┌──

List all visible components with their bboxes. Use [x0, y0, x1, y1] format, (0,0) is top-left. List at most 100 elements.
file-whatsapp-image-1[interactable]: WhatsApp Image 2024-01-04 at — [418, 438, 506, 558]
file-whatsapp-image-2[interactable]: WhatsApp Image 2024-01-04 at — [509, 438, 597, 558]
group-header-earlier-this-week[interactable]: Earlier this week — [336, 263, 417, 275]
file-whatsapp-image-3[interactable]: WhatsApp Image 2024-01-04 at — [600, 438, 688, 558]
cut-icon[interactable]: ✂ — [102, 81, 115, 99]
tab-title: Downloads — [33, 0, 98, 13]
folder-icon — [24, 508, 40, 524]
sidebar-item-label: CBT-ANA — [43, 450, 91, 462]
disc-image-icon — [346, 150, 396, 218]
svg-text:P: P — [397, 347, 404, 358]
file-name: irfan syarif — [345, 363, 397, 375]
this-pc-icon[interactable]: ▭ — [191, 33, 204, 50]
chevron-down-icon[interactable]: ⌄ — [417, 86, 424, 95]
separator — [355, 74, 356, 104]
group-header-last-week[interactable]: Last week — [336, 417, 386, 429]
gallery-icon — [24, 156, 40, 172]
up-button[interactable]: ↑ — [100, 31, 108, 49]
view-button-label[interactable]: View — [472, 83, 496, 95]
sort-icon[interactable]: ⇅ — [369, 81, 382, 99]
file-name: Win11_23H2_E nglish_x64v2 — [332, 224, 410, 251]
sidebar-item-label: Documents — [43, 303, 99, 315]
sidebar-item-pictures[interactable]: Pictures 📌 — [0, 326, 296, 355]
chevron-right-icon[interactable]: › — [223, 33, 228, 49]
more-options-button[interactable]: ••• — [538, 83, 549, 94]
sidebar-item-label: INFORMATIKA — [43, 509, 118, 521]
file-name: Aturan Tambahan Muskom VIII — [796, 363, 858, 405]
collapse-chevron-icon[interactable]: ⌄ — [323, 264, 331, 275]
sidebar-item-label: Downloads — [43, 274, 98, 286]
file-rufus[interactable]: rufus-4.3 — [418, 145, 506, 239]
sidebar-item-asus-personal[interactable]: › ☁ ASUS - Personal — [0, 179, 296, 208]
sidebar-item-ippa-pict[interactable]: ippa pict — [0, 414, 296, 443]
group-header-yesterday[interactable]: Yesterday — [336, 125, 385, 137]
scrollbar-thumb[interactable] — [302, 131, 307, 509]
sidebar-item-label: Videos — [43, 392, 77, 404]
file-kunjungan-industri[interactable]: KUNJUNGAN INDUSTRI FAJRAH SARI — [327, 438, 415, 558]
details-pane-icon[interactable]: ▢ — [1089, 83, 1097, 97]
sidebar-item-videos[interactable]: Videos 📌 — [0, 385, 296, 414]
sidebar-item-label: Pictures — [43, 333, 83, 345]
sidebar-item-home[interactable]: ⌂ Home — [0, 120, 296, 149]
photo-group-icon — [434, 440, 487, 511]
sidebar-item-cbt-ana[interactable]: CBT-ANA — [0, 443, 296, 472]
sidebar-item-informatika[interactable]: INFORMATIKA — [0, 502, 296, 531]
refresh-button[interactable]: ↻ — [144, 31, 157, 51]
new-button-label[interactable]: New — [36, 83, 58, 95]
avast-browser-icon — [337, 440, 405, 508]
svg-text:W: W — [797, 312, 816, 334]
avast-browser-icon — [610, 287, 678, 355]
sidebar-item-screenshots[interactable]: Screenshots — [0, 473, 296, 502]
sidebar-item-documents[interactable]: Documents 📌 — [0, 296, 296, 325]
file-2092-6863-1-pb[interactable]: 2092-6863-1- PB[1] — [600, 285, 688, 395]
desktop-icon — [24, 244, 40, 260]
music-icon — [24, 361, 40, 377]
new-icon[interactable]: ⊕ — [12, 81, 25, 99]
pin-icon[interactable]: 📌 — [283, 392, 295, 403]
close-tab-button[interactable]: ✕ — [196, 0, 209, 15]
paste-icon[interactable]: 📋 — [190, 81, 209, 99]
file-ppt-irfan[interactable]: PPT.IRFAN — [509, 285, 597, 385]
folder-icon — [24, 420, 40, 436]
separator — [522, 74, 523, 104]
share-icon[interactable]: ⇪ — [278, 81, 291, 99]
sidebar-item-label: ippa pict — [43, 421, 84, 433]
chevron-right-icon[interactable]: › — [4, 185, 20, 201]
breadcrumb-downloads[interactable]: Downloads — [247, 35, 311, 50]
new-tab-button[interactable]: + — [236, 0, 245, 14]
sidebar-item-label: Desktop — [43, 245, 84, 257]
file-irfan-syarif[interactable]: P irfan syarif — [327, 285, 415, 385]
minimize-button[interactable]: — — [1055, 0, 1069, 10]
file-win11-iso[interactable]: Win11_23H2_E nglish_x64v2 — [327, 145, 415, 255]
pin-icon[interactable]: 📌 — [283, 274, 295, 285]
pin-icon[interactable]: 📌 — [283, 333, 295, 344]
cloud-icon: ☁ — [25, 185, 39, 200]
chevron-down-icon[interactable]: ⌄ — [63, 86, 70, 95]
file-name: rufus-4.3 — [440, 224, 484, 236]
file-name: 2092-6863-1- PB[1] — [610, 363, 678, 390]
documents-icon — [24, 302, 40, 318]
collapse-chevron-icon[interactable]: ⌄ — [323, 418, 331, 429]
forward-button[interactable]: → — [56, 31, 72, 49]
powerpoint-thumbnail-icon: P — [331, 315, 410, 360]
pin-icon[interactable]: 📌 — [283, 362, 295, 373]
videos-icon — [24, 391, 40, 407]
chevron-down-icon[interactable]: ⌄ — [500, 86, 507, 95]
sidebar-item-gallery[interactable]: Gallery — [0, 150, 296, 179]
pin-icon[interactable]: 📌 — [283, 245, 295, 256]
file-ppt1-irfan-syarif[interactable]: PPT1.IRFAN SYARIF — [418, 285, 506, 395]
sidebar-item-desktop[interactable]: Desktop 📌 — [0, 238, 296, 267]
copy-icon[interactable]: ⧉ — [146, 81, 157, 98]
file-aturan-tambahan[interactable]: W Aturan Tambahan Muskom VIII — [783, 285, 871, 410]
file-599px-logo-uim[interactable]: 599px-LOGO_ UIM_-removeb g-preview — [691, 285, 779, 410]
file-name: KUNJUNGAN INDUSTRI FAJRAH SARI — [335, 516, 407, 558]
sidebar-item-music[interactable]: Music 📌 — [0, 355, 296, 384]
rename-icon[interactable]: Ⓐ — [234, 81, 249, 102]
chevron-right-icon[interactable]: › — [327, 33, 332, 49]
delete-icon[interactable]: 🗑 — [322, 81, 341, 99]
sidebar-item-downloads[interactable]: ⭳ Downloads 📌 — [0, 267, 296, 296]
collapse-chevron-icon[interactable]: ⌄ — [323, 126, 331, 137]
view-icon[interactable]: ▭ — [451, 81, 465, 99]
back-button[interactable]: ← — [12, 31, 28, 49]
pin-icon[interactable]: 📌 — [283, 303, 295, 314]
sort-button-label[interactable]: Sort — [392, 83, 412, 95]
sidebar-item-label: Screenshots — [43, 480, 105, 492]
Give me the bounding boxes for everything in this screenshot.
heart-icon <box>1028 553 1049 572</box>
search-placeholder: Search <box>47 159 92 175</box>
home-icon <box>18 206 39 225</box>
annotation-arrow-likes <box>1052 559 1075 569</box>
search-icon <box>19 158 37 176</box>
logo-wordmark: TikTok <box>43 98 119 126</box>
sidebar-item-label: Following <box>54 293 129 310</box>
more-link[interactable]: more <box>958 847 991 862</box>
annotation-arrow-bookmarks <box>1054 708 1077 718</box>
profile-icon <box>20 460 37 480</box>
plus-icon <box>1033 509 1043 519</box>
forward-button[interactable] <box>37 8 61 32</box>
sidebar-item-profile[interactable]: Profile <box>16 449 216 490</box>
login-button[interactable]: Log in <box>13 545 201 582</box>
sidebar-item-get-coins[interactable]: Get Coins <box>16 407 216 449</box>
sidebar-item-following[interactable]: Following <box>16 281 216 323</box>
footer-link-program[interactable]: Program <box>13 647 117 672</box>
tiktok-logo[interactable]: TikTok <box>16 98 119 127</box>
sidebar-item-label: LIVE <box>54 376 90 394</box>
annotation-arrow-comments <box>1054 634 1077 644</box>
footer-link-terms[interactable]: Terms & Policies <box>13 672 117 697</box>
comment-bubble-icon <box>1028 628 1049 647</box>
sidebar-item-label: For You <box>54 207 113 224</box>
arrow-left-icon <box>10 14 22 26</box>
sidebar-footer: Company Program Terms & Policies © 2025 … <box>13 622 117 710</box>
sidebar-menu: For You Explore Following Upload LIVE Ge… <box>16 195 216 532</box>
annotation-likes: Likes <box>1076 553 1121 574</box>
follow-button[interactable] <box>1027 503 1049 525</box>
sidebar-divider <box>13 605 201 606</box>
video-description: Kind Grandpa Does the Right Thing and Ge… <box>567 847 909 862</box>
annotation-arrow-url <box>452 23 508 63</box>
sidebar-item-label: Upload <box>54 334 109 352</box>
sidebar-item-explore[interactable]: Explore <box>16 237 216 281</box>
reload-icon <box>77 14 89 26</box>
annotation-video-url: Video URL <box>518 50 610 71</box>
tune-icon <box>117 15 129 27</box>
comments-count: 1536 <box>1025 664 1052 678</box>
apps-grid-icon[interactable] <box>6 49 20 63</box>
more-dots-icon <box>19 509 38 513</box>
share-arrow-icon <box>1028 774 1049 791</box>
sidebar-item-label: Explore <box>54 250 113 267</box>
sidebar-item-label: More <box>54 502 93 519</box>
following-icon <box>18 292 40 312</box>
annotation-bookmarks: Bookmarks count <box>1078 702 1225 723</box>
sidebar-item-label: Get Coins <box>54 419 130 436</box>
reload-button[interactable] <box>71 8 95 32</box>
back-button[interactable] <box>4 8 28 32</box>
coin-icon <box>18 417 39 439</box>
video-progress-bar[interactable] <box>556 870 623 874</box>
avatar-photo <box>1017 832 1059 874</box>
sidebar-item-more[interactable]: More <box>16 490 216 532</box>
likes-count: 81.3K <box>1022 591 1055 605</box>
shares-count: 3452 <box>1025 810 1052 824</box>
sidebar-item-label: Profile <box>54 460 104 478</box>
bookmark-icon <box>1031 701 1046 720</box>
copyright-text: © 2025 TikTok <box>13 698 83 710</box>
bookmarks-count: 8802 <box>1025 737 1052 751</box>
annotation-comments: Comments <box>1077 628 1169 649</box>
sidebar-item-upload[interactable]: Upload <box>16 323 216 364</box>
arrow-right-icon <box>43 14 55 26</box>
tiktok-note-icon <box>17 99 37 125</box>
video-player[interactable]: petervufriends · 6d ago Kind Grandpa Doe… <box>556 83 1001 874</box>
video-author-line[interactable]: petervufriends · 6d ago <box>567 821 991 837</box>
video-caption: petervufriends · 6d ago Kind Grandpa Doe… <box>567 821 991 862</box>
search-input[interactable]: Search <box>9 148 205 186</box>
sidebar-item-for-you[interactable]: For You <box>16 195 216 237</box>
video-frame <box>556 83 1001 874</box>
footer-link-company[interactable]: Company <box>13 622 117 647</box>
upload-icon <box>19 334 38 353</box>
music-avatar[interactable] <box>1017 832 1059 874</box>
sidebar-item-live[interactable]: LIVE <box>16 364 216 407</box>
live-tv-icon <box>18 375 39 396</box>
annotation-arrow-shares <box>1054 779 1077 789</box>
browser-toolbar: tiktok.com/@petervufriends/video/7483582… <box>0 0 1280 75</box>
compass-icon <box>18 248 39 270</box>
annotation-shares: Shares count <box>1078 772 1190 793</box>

└──

Task to carry out = Filter the rows above, keeping every line that contains the string "ippa". Matching is case-sensitive.

Task response =
sidebar-item-ippa-pict[interactable]: ippa pict — [0, 414, 296, 443]
sidebar-item-label: ippa pict — [43, 421, 84, 433]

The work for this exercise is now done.